**EXERCISE DIRECTIONS:**
Exclude any images and output the remaining records exactly.

===== RECORDS SHOWN

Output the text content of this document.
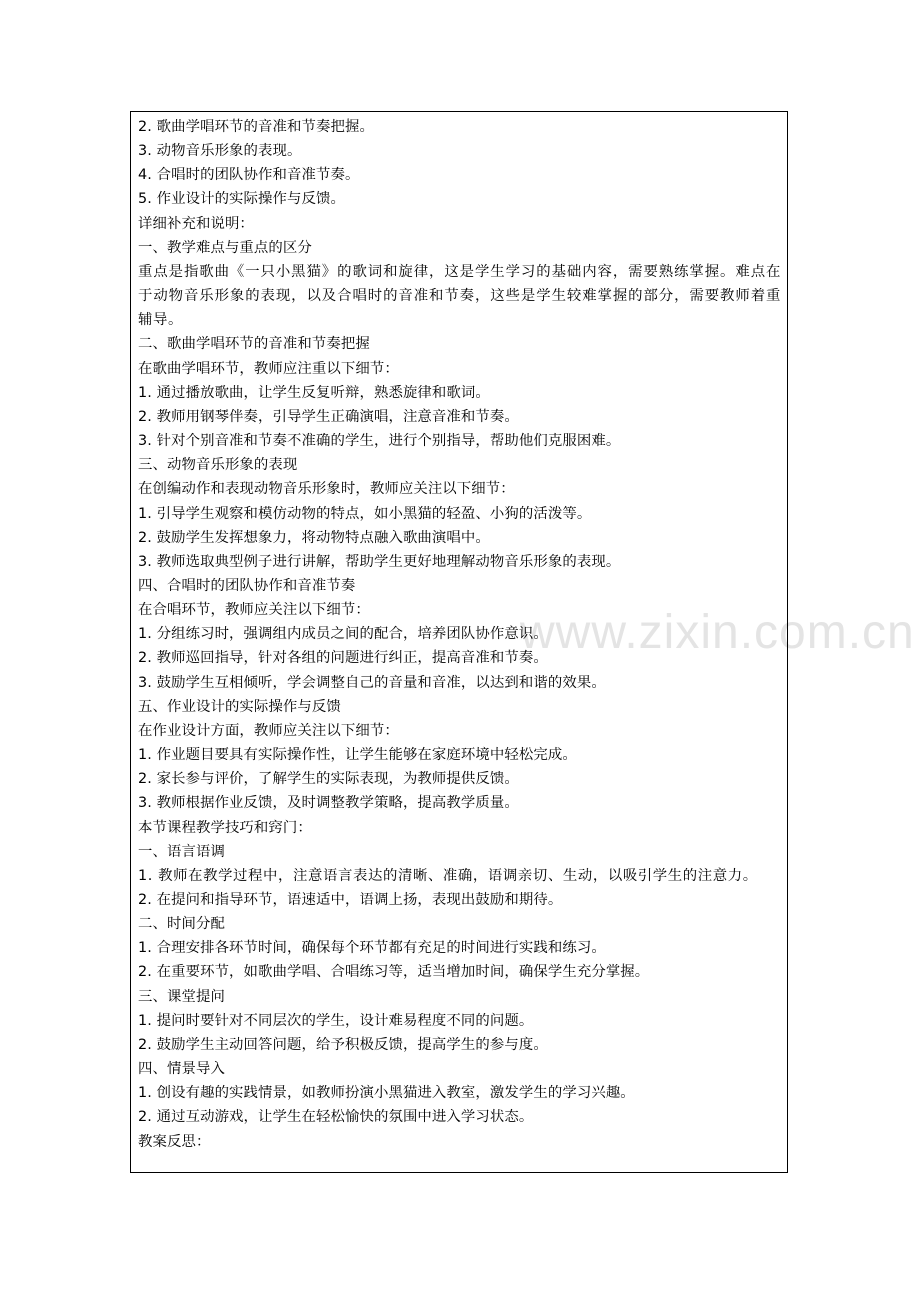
www.zixin.com.cn
2. 歌曲学唱环节的音准和节奏把握。
3. 动物音乐形象的表现。
4. 合唱时的团队协作和音准节奏。
5. 作业设计的实际操作与反馈。
详细补充和说明：
一、教学难点与重点的区分
重点是指歌曲《一只小黑猫》的歌词和旋律，这是学生学习的基础内容，需要熟练掌握。难点在于动物音乐形象的表现，以及合唱时的音准和节奏，这些是学生较难掌握的部分，需要教师着重辅导。
二、歌曲学唱环节的音准和节奏把握
在歌曲学唱环节，教师应注重以下细节：
1. 通过播放歌曲，让学生反复听辩，熟悉旋律和歌词。
2. 教师用钢琴伴奏，引导学生正确演唱，注意音准和节奏。
3. 针对个别音准和节奏不准确的学生，进行个别指导，帮助他们克服困难。
三、动物音乐形象的表现
在创编动作和表现动物音乐形象时，教师应关注以下细节：
1. 引导学生观察和模仿动物的特点，如小黑猫的轻盈、小狗的活泼等。
2. 鼓励学生发挥想象力，将动物特点融入歌曲演唱中。
3. 教师选取典型例子进行讲解，帮助学生更好地理解动物音乐形象的表现。
四、合唱时的团队协作和音准节奏
在合唱环节，教师应关注以下细节：
1. 分组练习时，强调组内成员之间的配合，培养团队协作意识。
2. 教师巡回指导，针对各组的问题进行纠正，提高音准和节奏。
3. 鼓励学生互相倾听，学会调整自己的音量和音准，以达到和谐的效果。
五、作业设计的实际操作与反馈
在作业设计方面，教师应关注以下细节：
1. 作业题目要具有实际操作性，让学生能够在家庭环境中轻松完成。
2. 家长参与评价，了解学生的实际表现，为教师提供反馈。
3. 教师根据作业反馈，及时调整教学策略，提高教学质量。
本节课程教学技巧和窍门：
一、语言语调
1. 教师在教学过程中，注意语言表达的清晰、准确，语调亲切、生动，以吸引学生的注意力。
2. 在提问和指导环节，语速适中，语调上扬，表现出鼓励和期待。
二、时间分配
1. 合理安排各环节时间，确保每个环节都有充足的时间进行实践和练习。
2. 在重要环节，如歌曲学唱、合唱练习等，适当增加时间，确保学生充分掌握。
三、课堂提问
1. 提问时要针对不同层次的学生，设计难易程度不同的问题。
2. 鼓励学生主动回答问题，给予积极反馈，提高学生的参与度。
四、情景导入
1. 创设有趣的实践情景，如教师扮演小黑猫进入教室，激发学生的学习兴趣。
2. 通过互动游戏，让学生在轻松愉快的氛围中进入学习状态。
教案反思：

==========

**COMPLETE OUTPUT:**
Output the text content of this document.
www.zixin.com.cn
2. 歌曲学唱环节的音准和节奏把握。
3. 动物音乐形象的表现。
4. 合唱时的团队协作和音准节奏。
5. 作业设计的实际操作与反馈。
详细补充和说明：
一、教学难点与重点的区分
重点是指歌曲《一只小黑猫》的歌词和旋律，这是学生学习的基础内容，需要熟练掌握。难点在于动物音乐形象的表现，以及合唱时的音准和节奏，这些是学生较难掌握的部分，需要教师着重辅导。
二、歌曲学唱环节的音准和节奏把握
在歌曲学唱环节，教师应注重以下细节：
1. 通过播放歌曲，让学生反复听辩，熟悉旋律和歌词。
2. 教师用钢琴伴奏，引导学生正确演唱，注意音准和节奏。
3. 针对个别音准和节奏不准确的学生，进行个别指导，帮助他们克服困难。
三、动物音乐形象的表现
在创编动作和表现动物音乐形象时，教师应关注以下细节：
1. 引导学生观察和模仿动物的特点，如小黑猫的轻盈、小狗的活泼等。
2. 鼓励学生发挥想象力，将动物特点融入歌曲演唱中。
3. 教师选取典型例子进行讲解，帮助学生更好地理解动物音乐形象的表现。
四、合唱时的团队协作和音准节奏
在合唱环节，教师应关注以下细节：
1. 分组练习时，强调组内成员之间的配合，培养团队协作意识。
2. 教师巡回指导，针对各组的问题进行纠正，提高音准和节奏。
3. 鼓励学生互相倾听，学会调整自己的音量和音准，以达到和谐的效果。
五、作业设计的实际操作与反馈
在作业设计方面，教师应关注以下细节：
1. 作业题目要具有实际操作性，让学生能够在家庭环境中轻松完成。
2. 家长参与评价，了解学生的实际表现，为教师提供反馈。
3. 教师根据作业反馈，及时调整教学策略，提高教学质量。
本节课程教学技巧和窍门：
一、语言语调
1. 教师在教学过程中，注意语言表达的清晰、准确，语调亲切、生动，以吸引学生的注意力。
2. 在提问和指导环节，语速适中，语调上扬，表现出鼓励和期待。
二、时间分配
1. 合理安排各环节时间，确保每个环节都有充足的时间进行实践和练习。
2. 在重要环节，如歌曲学唱、合唱练习等，适当增加时间，确保学生充分掌握。
三、课堂提问
1. 提问时要针对不同层次的学生，设计难易程度不同的问题。
2. 鼓励学生主动回答问题，给予积极反馈，提高学生的参与度。
四、情景导入
1. 创设有趣的实践情景，如教师扮演小黑猫进入教室，激发学生的学习兴趣。
2. 通过互动游戏，让学生在轻松愉快的氛围中进入学习状态。
教案反思：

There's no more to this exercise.